Prompt →
Copy every line of the items below with no change to any character, spacing or order.

Supplied records →
## begin

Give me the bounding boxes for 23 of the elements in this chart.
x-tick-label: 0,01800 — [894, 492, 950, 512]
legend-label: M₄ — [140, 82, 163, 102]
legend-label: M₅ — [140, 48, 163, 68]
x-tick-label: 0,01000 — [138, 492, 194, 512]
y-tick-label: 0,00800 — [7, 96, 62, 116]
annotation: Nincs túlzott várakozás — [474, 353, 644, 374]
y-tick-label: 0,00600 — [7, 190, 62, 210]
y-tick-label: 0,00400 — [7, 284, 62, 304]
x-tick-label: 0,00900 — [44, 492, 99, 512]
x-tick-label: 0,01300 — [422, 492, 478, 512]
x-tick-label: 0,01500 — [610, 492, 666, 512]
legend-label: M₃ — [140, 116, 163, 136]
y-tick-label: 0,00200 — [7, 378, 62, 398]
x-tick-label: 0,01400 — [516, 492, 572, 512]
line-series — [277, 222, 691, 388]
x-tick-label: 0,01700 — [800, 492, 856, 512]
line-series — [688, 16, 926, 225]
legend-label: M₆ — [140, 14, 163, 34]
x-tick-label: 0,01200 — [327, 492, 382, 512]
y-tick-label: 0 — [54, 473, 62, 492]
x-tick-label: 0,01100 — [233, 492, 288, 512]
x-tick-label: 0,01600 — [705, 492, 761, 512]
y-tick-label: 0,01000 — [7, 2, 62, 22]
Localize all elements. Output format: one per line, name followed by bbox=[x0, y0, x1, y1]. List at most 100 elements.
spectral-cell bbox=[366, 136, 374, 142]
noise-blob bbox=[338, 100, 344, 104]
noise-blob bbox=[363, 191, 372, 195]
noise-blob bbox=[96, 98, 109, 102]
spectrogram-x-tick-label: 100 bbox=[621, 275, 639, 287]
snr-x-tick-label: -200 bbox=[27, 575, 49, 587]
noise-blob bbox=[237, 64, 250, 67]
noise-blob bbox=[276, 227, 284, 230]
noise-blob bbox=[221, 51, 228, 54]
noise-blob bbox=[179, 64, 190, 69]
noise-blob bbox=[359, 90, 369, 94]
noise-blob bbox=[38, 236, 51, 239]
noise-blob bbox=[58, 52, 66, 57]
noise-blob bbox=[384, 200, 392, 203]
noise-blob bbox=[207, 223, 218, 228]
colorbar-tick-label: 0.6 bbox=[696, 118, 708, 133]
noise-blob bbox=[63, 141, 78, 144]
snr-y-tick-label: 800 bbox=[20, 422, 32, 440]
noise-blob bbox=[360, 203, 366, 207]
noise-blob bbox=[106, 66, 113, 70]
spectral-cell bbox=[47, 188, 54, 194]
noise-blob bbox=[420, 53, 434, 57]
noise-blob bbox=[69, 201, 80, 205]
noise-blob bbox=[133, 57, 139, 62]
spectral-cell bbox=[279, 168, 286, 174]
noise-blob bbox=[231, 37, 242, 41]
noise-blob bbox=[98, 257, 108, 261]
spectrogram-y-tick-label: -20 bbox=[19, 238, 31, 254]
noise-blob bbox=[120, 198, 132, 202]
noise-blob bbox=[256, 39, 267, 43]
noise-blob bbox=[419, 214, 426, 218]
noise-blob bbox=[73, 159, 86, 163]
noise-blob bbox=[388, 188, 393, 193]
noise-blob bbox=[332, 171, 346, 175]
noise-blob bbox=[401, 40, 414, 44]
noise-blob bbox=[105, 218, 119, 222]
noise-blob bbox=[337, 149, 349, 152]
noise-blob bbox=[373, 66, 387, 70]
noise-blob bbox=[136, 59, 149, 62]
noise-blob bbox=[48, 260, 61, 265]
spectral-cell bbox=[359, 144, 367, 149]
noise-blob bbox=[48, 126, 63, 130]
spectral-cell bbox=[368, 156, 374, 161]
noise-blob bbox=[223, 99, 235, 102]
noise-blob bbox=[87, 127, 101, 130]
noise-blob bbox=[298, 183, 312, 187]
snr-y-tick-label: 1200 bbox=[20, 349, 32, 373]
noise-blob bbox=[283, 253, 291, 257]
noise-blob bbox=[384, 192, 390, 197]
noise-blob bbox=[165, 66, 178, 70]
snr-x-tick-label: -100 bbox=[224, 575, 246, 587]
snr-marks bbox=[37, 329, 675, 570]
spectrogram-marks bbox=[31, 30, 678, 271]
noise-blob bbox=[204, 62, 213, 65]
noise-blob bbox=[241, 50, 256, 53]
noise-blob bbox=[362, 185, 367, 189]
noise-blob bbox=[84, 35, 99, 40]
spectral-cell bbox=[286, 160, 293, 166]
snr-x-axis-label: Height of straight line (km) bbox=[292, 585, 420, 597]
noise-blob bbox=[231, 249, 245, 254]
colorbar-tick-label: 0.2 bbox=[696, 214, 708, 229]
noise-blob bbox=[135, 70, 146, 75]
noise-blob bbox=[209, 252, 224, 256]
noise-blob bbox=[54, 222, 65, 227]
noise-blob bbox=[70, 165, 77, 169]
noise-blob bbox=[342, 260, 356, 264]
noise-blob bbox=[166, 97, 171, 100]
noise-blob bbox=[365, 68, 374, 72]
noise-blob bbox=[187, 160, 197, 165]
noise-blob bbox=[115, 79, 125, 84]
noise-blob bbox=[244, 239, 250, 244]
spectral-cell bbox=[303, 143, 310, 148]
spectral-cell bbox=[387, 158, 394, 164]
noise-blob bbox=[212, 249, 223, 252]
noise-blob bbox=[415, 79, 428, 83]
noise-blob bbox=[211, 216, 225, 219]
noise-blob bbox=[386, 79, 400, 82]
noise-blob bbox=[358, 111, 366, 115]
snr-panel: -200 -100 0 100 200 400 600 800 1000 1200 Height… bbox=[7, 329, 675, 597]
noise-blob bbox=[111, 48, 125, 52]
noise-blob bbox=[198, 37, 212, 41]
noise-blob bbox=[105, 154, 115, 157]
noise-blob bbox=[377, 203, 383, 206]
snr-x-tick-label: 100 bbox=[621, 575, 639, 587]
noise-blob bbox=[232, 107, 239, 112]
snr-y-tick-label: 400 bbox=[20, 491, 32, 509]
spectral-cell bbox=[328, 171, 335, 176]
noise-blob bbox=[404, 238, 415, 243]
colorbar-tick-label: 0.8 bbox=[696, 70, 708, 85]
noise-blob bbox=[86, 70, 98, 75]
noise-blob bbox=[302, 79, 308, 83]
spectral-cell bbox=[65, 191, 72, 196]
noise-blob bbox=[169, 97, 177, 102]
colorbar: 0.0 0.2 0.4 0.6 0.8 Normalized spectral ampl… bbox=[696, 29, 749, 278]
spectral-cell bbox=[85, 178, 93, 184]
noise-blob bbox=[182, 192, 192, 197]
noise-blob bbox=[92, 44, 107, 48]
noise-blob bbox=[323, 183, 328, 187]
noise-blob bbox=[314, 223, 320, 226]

## end

Response to the task →
Give me the bounding boxes for 23 of the elements in this chart.
x-tick-label: 0,01800 — [894, 492, 950, 512]
legend-label: M₄ — [140, 82, 163, 102]
legend-label: M₅ — [140, 48, 163, 68]
x-tick-label: 0,01000 — [138, 492, 194, 512]
y-tick-label: 0,00800 — [7, 96, 62, 116]
annotation: Nincs túlzott várakozás — [474, 353, 644, 374]
y-tick-label: 0,00600 — [7, 190, 62, 210]
y-tick-label: 0,00400 — [7, 284, 62, 304]
x-tick-label: 0,00900 — [44, 492, 99, 512]
x-tick-label: 0,01300 — [422, 492, 478, 512]
x-tick-label: 0,01500 — [610, 492, 666, 512]
legend-label: M₃ — [140, 116, 163, 136]
y-tick-label: 0,00200 — [7, 378, 62, 398]
x-tick-label: 0,01400 — [516, 492, 572, 512]
line-series — [277, 222, 691, 388]
x-tick-label: 0,01700 — [800, 492, 856, 512]
line-series — [688, 16, 926, 225]
legend-label: M₆ — [140, 14, 163, 34]
x-tick-label: 0,01200 — [327, 492, 382, 512]
y-tick-label: 0 — [54, 473, 62, 492]
x-tick-label: 0,01100 — [233, 492, 288, 512]
x-tick-label: 0,01600 — [705, 492, 761, 512]
y-tick-label: 0,01000 — [7, 2, 62, 22]
Localize all elements. Output format: one per line, name followed by bbox=[x0, y0, x1, y1]. List at most 100 elements.
spectral-cell bbox=[366, 136, 374, 142]
noise-blob bbox=[338, 100, 344, 104]
noise-blob bbox=[363, 191, 372, 195]
noise-blob bbox=[96, 98, 109, 102]
spectrogram-x-tick-label: 100 bbox=[621, 275, 639, 287]
snr-x-tick-label: -200 bbox=[27, 575, 49, 587]
noise-blob bbox=[237, 64, 250, 67]
noise-blob bbox=[276, 227, 284, 230]
noise-blob bbox=[221, 51, 228, 54]
noise-blob bbox=[179, 64, 190, 69]
noise-blob bbox=[359, 90, 369, 94]
noise-blob bbox=[38, 236, 51, 239]
noise-blob bbox=[58, 52, 66, 57]
noise-blob bbox=[384, 200, 392, 203]
noise-blob bbox=[207, 223, 218, 228]
colorbar-tick-label: 0.6 bbox=[696, 118, 708, 133]
noise-blob bbox=[63, 141, 78, 144]
snr-y-tick-label: 800 bbox=[20, 422, 32, 440]
noise-blob bbox=[360, 203, 366, 207]
noise-blob bbox=[106, 66, 113, 70]
spectral-cell bbox=[47, 188, 54, 194]
noise-blob bbox=[420, 53, 434, 57]
noise-blob bbox=[69, 201, 80, 205]
noise-blob bbox=[133, 57, 139, 62]
spectral-cell bbox=[279, 168, 286, 174]
noise-blob bbox=[231, 37, 242, 41]
noise-blob bbox=[98, 257, 108, 261]
spectrogram-y-tick-label: -20 bbox=[19, 238, 31, 254]
noise-blob bbox=[120, 198, 132, 202]
noise-blob bbox=[256, 39, 267, 43]
noise-blob bbox=[419, 214, 426, 218]
noise-blob bbox=[73, 159, 86, 163]
noise-blob bbox=[388, 188, 393, 193]
noise-blob bbox=[332, 171, 346, 175]
noise-blob bbox=[401, 40, 414, 44]
noise-blob bbox=[105, 218, 119, 222]
noise-blob bbox=[337, 149, 349, 152]
noise-blob bbox=[373, 66, 387, 70]
noise-blob bbox=[136, 59, 149, 62]
noise-blob bbox=[48, 260, 61, 265]
spectral-cell bbox=[359, 144, 367, 149]
noise-blob bbox=[48, 126, 63, 130]
spectral-cell bbox=[368, 156, 374, 161]
noise-blob bbox=[223, 99, 235, 102]
noise-blob bbox=[87, 127, 101, 130]
noise-blob bbox=[298, 183, 312, 187]
snr-y-tick-label: 1200 bbox=[20, 349, 32, 373]
noise-blob bbox=[283, 253, 291, 257]
noise-blob bbox=[384, 192, 390, 197]
noise-blob bbox=[165, 66, 178, 70]
snr-x-tick-label: -100 bbox=[224, 575, 246, 587]
snr-marks bbox=[37, 329, 675, 570]
spectrogram-marks bbox=[31, 30, 678, 271]
noise-blob bbox=[204, 62, 213, 65]
noise-blob bbox=[241, 50, 256, 53]
noise-blob bbox=[362, 185, 367, 189]
noise-blob bbox=[84, 35, 99, 40]
spectral-cell bbox=[286, 160, 293, 166]
snr-x-axis-label: Height of straight line (km) bbox=[292, 585, 420, 597]
noise-blob bbox=[231, 249, 245, 254]
colorbar-tick-label: 0.2 bbox=[696, 214, 708, 229]
noise-blob bbox=[135, 70, 146, 75]
noise-blob bbox=[209, 252, 224, 256]
noise-blob bbox=[54, 222, 65, 227]
noise-blob bbox=[70, 165, 77, 169]
noise-blob bbox=[342, 260, 356, 264]
noise-blob bbox=[166, 97, 171, 100]
noise-blob bbox=[365, 68, 374, 72]
noise-blob bbox=[187, 160, 197, 165]
noise-blob bbox=[115, 79, 125, 84]
noise-blob bbox=[244, 239, 250, 244]
spectral-cell bbox=[303, 143, 310, 148]
spectral-cell bbox=[387, 158, 394, 164]
noise-blob bbox=[212, 249, 223, 252]
noise-blob bbox=[415, 79, 428, 83]
noise-blob bbox=[211, 216, 225, 219]
noise-blob bbox=[386, 79, 400, 82]
noise-blob bbox=[358, 111, 366, 115]
snr-panel: -200 -100 0 100 200 400 600 800 1000 1200 Height… bbox=[7, 329, 675, 597]
noise-blob bbox=[111, 48, 125, 52]
noise-blob bbox=[198, 37, 212, 41]
noise-blob bbox=[105, 154, 115, 157]
noise-blob bbox=[377, 203, 383, 206]
snr-x-tick-label: 100 bbox=[621, 575, 639, 587]
noise-blob bbox=[232, 107, 239, 112]
snr-y-tick-label: 400 bbox=[20, 491, 32, 509]
spectral-cell bbox=[328, 171, 335, 176]
noise-blob bbox=[404, 238, 415, 243]
colorbar-tick-label: 0.8 bbox=[696, 70, 708, 85]
noise-blob bbox=[86, 70, 98, 75]
noise-blob bbox=[302, 79, 308, 83]
spectral-cell bbox=[65, 191, 72, 196]
noise-blob bbox=[169, 97, 177, 102]
colorbar: 0.0 0.2 0.4 0.6 0.8 Normalized spectral ampl… bbox=[696, 29, 749, 278]
spectral-cell bbox=[85, 178, 93, 184]
noise-blob bbox=[182, 192, 192, 197]
noise-blob bbox=[92, 44, 107, 48]
noise-blob bbox=[323, 183, 328, 187]
noise-blob bbox=[314, 223, 320, 226]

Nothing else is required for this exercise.